(Stored items from a collection)

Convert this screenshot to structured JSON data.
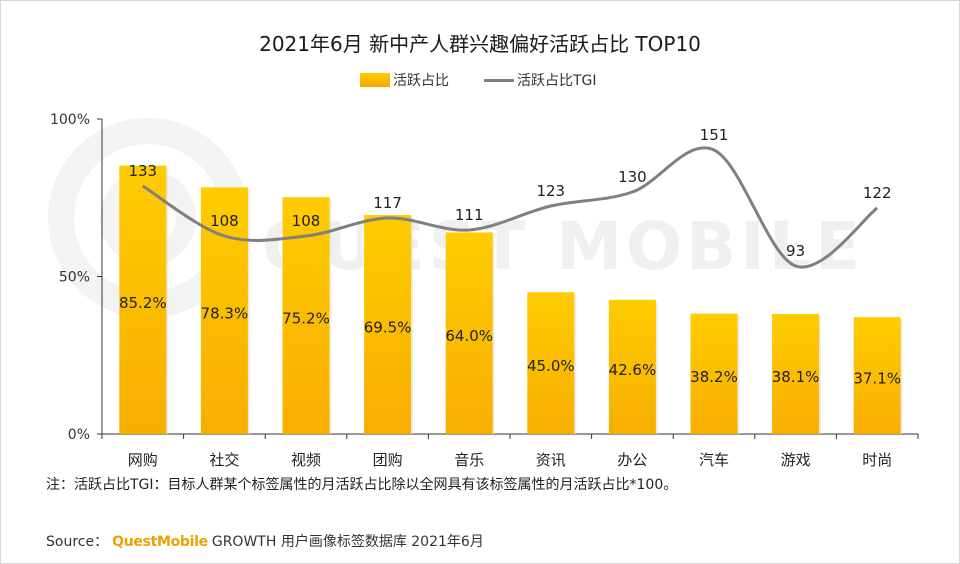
{
  "chart_data": {
    "type": "bar",
    "title": "2021年6月 新中产人群兴趣偏好活跃占比 TOP10",
    "categories": [
      "网购",
      "社交",
      "视频",
      "团购",
      "音乐",
      "资讯",
      "办公",
      "汽车",
      "游戏",
      "时尚"
    ],
    "series": [
      {
        "name": "活跃占比",
        "type": "bar",
        "values": [
          85.2,
          78.3,
          75.2,
          69.5,
          64.0,
          45.0,
          42.6,
          38.2,
          38.1,
          37.1
        ],
        "labels": [
          "85.2%",
          "78.3%",
          "75.2%",
          "69.5%",
          "64.0%",
          "45.0%",
          "42.6%",
          "38.2%",
          "38.1%",
          "37.1%"
        ],
        "color": "#f9bf00"
      },
      {
        "name": "活跃占比TGI",
        "type": "line",
        "values": [
          133,
          108,
          108,
          117,
          111,
          123,
          130,
          151,
          93,
          122
        ],
        "labels": [
          "133",
          "108",
          "108",
          "117",
          "111",
          "123",
          "130",
          "151",
          "93",
          "122"
        ],
        "color": "#808080"
      }
    ],
    "y_ticks": [
      "0%",
      "50%",
      "100%"
    ],
    "ylim": [
      0,
      100
    ],
    "legend": "top-center"
  },
  "note": "注：活跃占比TGI：目标人群某个标签属性的月活跃占比除以全网具有该标签属性的月活跃占比*100。",
  "source": {
    "label": "Source：",
    "brand": "QuestMobile",
    "text": "GROWTH 用户画像标签数据库 2021年6月"
  },
  "watermark": "QUEST MOBILE"
}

Task brief: Repeat all the data as it stands, dropping any images it holds.

Written response:
Convert this screenshot to structured JSON data.
{
  "chart_data": {
    "type": "bar",
    "title": "2021年6月 新中产人群兴趣偏好活跃占比 TOP10",
    "categories": [
      "网购",
      "社交",
      "视频",
      "团购",
      "音乐",
      "资讯",
      "办公",
      "汽车",
      "游戏",
      "时尚"
    ],
    "series": [
      {
        "name": "活跃占比",
        "type": "bar",
        "values": [
          85.2,
          78.3,
          75.2,
          69.5,
          64.0,
          45.0,
          42.6,
          38.2,
          38.1,
          37.1
        ],
        "labels": [
          "85.2%",
          "78.3%",
          "75.2%",
          "69.5%",
          "64.0%",
          "45.0%",
          "42.6%",
          "38.2%",
          "38.1%",
          "37.1%"
        ],
        "color": "#f9bf00"
      },
      {
        "name": "活跃占比TGI",
        "type": "line",
        "values": [
          133,
          108,
          108,
          117,
          111,
          123,
          130,
          151,
          93,
          122
        ],
        "labels": [
          "133",
          "108",
          "108",
          "117",
          "111",
          "123",
          "130",
          "151",
          "93",
          "122"
        ],
        "color": "#808080"
      }
    ],
    "y_ticks": [
      "0%",
      "50%",
      "100%"
    ],
    "ylim": [
      0,
      100
    ],
    "legend": "top-center"
  },
  "note": "注：活跃占比TGI：目标人群某个标签属性的月活跃占比除以全网具有该标签属性的月活跃占比*100。",
  "source": {
    "label": "Source：",
    "brand": "QuestMobile",
    "text": "GROWTH 用户画像标签数据库 2021年6月"
  },
  "watermark": "QUEST MOBILE"
}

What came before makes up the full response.